- _Short exercise_: Would you copy out the whole listing exactly as given?

Figure content listings

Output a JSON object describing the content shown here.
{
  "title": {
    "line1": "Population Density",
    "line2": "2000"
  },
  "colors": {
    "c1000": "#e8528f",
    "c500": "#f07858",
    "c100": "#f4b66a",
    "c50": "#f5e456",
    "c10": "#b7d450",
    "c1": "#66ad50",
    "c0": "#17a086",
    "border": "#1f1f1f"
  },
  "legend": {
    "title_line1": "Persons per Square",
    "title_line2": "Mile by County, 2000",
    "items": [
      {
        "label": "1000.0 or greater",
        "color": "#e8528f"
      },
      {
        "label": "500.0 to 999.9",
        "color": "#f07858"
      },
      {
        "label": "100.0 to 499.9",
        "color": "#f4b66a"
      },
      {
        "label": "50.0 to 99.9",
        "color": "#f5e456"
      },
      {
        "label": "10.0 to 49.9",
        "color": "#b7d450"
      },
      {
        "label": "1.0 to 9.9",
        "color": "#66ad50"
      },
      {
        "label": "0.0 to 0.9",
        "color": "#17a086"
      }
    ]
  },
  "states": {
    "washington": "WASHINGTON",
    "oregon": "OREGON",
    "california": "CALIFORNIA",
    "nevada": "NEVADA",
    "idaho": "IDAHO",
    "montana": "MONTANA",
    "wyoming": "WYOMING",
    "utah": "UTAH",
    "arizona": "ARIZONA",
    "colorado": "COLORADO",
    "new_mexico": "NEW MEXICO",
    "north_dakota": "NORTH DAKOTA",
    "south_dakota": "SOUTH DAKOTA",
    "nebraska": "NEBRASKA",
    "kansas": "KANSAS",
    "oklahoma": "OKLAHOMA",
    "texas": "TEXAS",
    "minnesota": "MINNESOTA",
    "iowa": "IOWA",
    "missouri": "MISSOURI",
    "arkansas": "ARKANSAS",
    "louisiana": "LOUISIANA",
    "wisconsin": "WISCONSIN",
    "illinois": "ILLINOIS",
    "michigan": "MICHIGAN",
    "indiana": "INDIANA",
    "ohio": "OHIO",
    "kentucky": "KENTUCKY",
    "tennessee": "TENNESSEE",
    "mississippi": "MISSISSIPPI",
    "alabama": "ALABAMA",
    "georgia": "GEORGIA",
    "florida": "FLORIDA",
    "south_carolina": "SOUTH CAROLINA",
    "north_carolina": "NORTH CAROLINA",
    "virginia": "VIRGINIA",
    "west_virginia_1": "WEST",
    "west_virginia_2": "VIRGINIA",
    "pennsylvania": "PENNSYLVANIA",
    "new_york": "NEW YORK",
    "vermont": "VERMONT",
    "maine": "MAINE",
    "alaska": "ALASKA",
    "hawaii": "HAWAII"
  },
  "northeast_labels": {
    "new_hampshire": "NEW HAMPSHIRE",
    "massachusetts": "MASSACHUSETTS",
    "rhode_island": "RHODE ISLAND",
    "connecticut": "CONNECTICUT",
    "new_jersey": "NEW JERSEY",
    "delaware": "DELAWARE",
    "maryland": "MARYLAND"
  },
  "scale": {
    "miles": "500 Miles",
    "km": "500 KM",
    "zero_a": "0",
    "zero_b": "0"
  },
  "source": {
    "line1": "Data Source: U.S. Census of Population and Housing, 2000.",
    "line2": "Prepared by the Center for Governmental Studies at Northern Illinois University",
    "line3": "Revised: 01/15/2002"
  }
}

- _Final answer_:
Output a JSON object describing the content shown here.
{
  "title": {
    "line1": "Population Density",
    "line2": "2000"
  },
  "colors": {
    "c1000": "#e8528f",
    "c500": "#f07858",
    "c100": "#f4b66a",
    "c50": "#f5e456",
    "c10": "#b7d450",
    "c1": "#66ad50",
    "c0": "#17a086",
    "border": "#1f1f1f"
  },
  "legend": {
    "title_line1": "Persons per Square",
    "title_line2": "Mile by County, 2000",
    "items": [
      {
        "label": "1000.0 or greater",
        "color": "#e8528f"
      },
      {
        "label": "500.0 to 999.9",
        "color": "#f07858"
      },
      {
        "label": "100.0 to 499.9",
        "color": "#f4b66a"
      },
      {
        "label": "50.0 to 99.9",
        "color": "#f5e456"
      },
      {
        "label": "10.0 to 49.9",
        "color": "#b7d450"
      },
      {
        "label": "1.0 to 9.9",
        "color": "#66ad50"
      },
      {
        "label": "0.0 to 0.9",
        "color": "#17a086"
      }
    ]
  },
  "states": {
    "washington": "WASHINGTON",
    "oregon": "OREGON",
    "california": "CALIFORNIA",
    "nevada": "NEVADA",
    "idaho": "IDAHO",
    "montana": "MONTANA",
    "wyoming": "WYOMING",
    "utah": "UTAH",
    "arizona": "ARIZONA",
    "colorado": "COLORADO",
    "new_mexico": "NEW MEXICO",
    "north_dakota": "NORTH DAKOTA",
    "south_dakota": "SOUTH DAKOTA",
    "nebraska": "NEBRASKA",
    "kansas": "KANSAS",
    "oklahoma": "OKLAHOMA",
    "texas": "TEXAS",
    "minnesota": "MINNESOTA",
    "iowa": "IOWA",
    "missouri": "MISSOURI",
    "arkansas": "ARKANSAS",
    "louisiana": "LOUISIANA",
    "wisconsin": "WISCONSIN",
    "illinois": "ILLINOIS",
    "michigan": "MICHIGAN",
    "indiana": "INDIANA",
    "ohio": "OHIO",
    "kentucky": "KENTUCKY",
    "tennessee": "TENNESSEE",
    "mississippi": "MISSISSIPPI",
    "alabama": "ALABAMA",
    "georgia": "GEORGIA",
    "florida": "FLORIDA",
    "south_carolina": "SOUTH CAROLINA",
    "north_carolina": "NORTH CAROLINA",
    "virginia": "VIRGINIA",
    "west_virginia_1": "WEST",
    "west_virginia_2": "VIRGINIA",
    "pennsylvania": "PENNSYLVANIA",
    "new_york": "NEW YORK",
    "vermont": "VERMONT",
    "maine": "MAINE",
    "alaska": "ALASKA",
    "hawaii": "HAWAII"
  },
  "northeast_labels": {
    "new_hampshire": "NEW HAMPSHIRE",
    "massachusetts": "MASSACHUSETTS",
    "rhode_island": "RHODE ISLAND",
    "connecticut": "CONNECTICUT",
    "new_jersey": "NEW JERSEY",
    "delaware": "DELAWARE",
    "maryland": "MARYLAND"
  },
  "scale": {
    "miles": "500 Miles",
    "km": "500 KM",
    "zero_a": "0",
    "zero_b": "0"
  },
  "source": {
    "line1": "Data Source: U.S. Census of Population and Housing, 2000.",
    "line2": "Prepared by the Center for Governmental Studies at Northern Illinois University",
    "line3": "Revised: 01/15/2002"
  }
}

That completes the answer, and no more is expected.